- The task -
Produce a verbatim copy of the entries listed below.

- Record excerpts -

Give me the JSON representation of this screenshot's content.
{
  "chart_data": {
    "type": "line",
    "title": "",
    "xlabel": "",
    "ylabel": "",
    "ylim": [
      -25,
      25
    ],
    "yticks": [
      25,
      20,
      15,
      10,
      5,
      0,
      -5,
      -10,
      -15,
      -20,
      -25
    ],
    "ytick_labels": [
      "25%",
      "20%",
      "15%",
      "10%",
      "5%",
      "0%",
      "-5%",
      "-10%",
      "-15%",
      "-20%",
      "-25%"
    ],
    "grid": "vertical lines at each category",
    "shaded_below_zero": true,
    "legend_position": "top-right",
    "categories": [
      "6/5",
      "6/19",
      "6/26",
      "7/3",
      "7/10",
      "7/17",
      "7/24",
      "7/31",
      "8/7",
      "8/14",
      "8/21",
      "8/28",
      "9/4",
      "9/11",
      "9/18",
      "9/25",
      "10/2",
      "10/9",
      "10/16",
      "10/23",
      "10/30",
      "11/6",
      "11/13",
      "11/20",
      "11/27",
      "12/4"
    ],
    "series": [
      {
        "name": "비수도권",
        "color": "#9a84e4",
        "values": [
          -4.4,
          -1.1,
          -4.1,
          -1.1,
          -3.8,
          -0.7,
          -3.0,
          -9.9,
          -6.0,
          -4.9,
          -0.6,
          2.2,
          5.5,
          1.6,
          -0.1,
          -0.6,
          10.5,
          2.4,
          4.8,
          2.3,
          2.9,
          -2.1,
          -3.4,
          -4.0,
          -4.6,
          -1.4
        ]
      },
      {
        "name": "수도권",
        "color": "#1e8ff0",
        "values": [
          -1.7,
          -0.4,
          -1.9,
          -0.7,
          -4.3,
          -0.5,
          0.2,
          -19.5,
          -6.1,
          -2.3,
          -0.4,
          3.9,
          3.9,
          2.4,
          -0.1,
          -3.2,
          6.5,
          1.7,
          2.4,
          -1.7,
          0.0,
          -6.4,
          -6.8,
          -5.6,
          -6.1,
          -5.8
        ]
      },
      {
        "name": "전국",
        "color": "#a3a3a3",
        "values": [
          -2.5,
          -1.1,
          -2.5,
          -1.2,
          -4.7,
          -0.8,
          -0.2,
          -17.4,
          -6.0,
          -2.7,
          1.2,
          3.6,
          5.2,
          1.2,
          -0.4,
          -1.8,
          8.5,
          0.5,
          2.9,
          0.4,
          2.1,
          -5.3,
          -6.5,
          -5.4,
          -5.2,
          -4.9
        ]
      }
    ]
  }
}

- Solution for this exercise -
Give me the JSON representation of this screenshot's content.
{
  "chart_data": {
    "type": "line",
    "title": "",
    "xlabel": "",
    "ylabel": "",
    "ylim": [
      -25,
      25
    ],
    "yticks": [
      25,
      20,
      15,
      10,
      5,
      0,
      -5,
      -10,
      -15,
      -20,
      -25
    ],
    "ytick_labels": [
      "25%",
      "20%",
      "15%",
      "10%",
      "5%",
      "0%",
      "-5%",
      "-10%",
      "-15%",
      "-20%",
      "-25%"
    ],
    "grid": "vertical lines at each category",
    "shaded_below_zero": true,
    "legend_position": "top-right",
    "categories": [
      "6/5",
      "6/19",
      "6/26",
      "7/3",
      "7/10",
      "7/17",
      "7/24",
      "7/31",
      "8/7",
      "8/14",
      "8/21",
      "8/28",
      "9/4",
      "9/11",
      "9/18",
      "9/25",
      "10/2",
      "10/9",
      "10/16",
      "10/23",
      "10/30",
      "11/6",
      "11/13",
      "11/20",
      "11/27",
      "12/4"
    ],
    "series": [
      {
        "name": "비수도권",
        "color": "#9a84e4",
        "values": [
          -4.4,
          -1.1,
          -4.1,
          -1.1,
          -3.8,
          -0.7,
          -3.0,
          -9.9,
          -6.0,
          -4.9,
          -0.6,
          2.2,
          5.5,
          1.6,
          -0.1,
          -0.6,
          10.5,
          2.4,
          4.8,
          2.3,
          2.9,
          -2.1,
          -3.4,
          -4.0,
          -4.6,
          -1.4
        ]
      },
      {
        "name": "수도권",
        "color": "#1e8ff0",
        "values": [
          -1.7,
          -0.4,
          -1.9,
          -0.7,
          -4.3,
          -0.5,
          0.2,
          -19.5,
          -6.1,
          -2.3,
          -0.4,
          3.9,
          3.9,
          2.4,
          -0.1,
          -3.2,
          6.5,
          1.7,
          2.4,
          -1.7,
          0.0,
          -6.4,
          -6.8,
          -5.6,
          -6.1,
          -5.8
        ]
      },
      {
        "name": "전국",
        "color": "#a3a3a3",
        "values": [
          -2.5,
          -1.1,
          -2.5,
          -1.2,
          -4.7,
          -0.8,
          -0.2,
          -17.4,
          -6.0,
          -2.7,
          1.2,
          3.6,
          5.2,
          1.2,
          -0.4,
          -1.8,
          8.5,
          0.5,
          2.9,
          0.4,
          2.1,
          -5.3,
          -6.5,
          -5.4,
          -5.2,
          -4.9
        ]
      }
    ]
  }
}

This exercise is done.